Short task: Scan the records for the line containing "Transcribe this image's"; extract it and all later lines, verbatim, through the end, and nothing before it.

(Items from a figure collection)
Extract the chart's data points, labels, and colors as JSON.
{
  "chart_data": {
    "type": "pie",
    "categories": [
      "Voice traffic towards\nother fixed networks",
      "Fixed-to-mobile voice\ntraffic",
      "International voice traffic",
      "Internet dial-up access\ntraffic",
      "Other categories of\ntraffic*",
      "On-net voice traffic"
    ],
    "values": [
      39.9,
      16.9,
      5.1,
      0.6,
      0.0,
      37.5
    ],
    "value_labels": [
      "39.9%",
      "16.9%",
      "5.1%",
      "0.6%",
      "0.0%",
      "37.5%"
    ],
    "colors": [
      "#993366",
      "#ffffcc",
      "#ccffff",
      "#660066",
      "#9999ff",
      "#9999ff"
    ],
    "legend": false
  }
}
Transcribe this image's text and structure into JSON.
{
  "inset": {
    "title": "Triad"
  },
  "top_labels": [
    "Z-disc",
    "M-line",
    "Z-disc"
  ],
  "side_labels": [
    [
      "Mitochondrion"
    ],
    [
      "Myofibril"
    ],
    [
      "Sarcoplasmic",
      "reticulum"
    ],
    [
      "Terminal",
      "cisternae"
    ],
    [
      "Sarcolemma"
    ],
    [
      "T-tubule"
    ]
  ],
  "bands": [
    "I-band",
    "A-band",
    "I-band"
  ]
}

Complete output:
Transcribe this image's text and structure into JSON.
{
  "inset": {
    "title": "Triad"
  },
  "top_labels": [
    "Z-disc",
    "M-line",
    "Z-disc"
  ],
  "side_labels": [
    [
      "Mitochondrion"
    ],
    [
      "Myofibril"
    ],
    [
      "Sarcoplasmic",
      "reticulum"
    ],
    [
      "Terminal",
      "cisternae"
    ],
    [
      "Sarcolemma"
    ],
    [
      "T-tubule"
    ]
  ],
  "bands": [
    "I-band",
    "A-band",
    "I-band"
  ]
}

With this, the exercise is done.